• What is expected: Every line that contains the word "Brent" should be copied out.

Rows from a figure dataset:
※

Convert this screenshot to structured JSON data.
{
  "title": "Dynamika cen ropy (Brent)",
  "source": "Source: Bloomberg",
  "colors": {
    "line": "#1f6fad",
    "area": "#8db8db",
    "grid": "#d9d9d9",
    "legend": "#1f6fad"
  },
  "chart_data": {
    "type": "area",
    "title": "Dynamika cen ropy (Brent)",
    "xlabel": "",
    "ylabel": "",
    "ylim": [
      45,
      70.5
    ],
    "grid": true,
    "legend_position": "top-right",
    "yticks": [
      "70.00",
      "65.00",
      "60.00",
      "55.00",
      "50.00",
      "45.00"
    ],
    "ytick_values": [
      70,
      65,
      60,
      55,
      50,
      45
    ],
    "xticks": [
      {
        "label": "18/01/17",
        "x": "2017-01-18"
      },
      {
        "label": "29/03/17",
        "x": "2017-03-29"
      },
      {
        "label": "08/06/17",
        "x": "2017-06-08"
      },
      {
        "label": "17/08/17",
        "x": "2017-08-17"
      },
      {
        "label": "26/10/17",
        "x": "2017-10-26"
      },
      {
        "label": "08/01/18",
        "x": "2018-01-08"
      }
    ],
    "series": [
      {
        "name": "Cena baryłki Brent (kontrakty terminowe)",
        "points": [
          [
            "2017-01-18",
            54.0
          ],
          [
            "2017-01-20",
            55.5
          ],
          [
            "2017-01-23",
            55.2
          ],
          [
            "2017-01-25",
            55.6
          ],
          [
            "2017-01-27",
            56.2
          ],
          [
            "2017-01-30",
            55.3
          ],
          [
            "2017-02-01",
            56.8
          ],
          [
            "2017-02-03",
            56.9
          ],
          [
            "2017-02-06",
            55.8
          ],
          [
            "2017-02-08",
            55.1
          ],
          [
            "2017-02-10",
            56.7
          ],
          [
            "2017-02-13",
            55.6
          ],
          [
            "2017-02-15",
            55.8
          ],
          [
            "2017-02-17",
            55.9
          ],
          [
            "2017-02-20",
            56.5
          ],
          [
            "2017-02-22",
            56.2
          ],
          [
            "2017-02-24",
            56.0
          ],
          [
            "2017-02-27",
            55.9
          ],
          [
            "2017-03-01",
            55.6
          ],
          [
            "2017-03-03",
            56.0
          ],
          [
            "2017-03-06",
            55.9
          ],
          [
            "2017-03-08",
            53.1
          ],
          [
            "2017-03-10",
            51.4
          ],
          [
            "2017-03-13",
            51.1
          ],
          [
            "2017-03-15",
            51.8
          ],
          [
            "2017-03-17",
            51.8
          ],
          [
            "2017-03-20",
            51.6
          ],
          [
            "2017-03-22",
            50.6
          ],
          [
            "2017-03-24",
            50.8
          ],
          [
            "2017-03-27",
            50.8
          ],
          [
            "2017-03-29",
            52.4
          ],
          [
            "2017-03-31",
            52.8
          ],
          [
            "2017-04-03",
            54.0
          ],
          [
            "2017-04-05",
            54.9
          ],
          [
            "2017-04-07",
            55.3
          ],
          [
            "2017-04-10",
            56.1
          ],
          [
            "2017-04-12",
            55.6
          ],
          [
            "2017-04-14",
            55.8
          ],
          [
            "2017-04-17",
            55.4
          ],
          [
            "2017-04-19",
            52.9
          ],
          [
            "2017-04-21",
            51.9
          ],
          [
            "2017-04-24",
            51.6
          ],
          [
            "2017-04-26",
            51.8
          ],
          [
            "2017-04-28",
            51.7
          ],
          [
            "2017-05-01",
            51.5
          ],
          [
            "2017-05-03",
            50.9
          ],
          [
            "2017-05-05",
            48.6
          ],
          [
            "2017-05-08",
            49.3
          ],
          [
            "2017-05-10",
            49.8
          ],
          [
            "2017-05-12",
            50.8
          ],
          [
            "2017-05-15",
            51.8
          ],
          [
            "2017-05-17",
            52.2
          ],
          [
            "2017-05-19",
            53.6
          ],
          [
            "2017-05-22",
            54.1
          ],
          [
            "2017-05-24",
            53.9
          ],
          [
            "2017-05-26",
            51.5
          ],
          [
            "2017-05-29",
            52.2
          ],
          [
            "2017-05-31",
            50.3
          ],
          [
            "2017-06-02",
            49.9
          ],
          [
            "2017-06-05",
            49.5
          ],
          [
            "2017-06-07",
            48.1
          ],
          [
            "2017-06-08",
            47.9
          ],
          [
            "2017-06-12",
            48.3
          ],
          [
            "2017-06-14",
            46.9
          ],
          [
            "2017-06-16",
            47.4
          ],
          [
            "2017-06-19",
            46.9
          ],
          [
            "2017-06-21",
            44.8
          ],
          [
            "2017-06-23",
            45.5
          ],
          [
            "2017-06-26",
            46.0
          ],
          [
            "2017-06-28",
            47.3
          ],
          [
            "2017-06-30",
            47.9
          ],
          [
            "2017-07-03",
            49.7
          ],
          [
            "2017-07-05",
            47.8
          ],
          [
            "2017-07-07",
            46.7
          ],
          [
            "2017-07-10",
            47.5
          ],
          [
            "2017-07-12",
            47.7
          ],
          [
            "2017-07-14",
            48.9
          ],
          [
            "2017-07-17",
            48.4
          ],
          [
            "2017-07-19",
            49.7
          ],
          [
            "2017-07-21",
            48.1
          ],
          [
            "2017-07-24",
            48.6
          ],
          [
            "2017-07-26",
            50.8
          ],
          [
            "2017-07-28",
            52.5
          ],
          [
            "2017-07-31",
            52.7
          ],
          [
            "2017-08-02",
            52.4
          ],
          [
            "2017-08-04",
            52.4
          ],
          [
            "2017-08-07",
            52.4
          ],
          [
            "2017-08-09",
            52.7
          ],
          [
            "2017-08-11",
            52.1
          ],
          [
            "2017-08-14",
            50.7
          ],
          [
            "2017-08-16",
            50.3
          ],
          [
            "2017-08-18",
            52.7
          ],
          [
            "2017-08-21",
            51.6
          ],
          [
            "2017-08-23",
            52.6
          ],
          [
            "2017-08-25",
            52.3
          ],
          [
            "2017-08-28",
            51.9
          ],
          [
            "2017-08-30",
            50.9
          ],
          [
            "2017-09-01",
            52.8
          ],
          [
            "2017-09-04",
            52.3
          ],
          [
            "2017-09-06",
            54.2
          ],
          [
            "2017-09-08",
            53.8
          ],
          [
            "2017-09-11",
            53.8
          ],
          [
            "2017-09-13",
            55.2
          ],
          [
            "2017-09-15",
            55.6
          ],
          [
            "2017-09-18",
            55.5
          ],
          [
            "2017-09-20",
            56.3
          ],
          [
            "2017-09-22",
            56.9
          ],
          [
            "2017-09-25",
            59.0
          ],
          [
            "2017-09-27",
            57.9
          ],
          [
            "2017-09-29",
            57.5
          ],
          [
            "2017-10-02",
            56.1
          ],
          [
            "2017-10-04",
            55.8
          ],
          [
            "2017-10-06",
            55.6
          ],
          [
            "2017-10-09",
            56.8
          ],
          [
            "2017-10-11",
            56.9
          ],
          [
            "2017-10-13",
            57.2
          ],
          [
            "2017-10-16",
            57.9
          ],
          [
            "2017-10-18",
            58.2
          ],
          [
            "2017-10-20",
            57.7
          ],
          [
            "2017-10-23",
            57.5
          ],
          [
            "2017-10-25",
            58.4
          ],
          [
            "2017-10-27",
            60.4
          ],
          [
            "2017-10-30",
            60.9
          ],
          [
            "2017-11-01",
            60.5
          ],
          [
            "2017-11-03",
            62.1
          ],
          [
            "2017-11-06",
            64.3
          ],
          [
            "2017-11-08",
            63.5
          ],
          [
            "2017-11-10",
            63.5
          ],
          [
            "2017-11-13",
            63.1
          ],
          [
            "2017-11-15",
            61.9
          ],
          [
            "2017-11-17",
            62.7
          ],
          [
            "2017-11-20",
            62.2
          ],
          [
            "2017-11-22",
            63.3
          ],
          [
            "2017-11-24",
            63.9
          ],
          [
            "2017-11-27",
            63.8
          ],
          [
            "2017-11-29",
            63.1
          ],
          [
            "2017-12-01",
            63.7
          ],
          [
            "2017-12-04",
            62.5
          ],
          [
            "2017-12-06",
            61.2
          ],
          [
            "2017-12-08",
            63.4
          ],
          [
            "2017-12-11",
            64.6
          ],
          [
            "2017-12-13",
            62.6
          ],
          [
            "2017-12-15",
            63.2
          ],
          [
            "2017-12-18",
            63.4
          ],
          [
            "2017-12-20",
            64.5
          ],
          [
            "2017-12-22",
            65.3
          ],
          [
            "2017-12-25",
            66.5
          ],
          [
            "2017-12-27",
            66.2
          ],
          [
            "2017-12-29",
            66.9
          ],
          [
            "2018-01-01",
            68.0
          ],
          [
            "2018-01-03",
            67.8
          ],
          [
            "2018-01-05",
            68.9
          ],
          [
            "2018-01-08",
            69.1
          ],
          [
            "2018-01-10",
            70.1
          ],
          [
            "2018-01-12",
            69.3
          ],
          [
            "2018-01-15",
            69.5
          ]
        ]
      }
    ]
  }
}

※

• Answer to the problem:
  "title": "Dynamika cen ropy (Brent)",
    "title": "Dynamika cen ropy (Brent)",
        "name": "Cena baryłki Brent (kontrakty terminowe)",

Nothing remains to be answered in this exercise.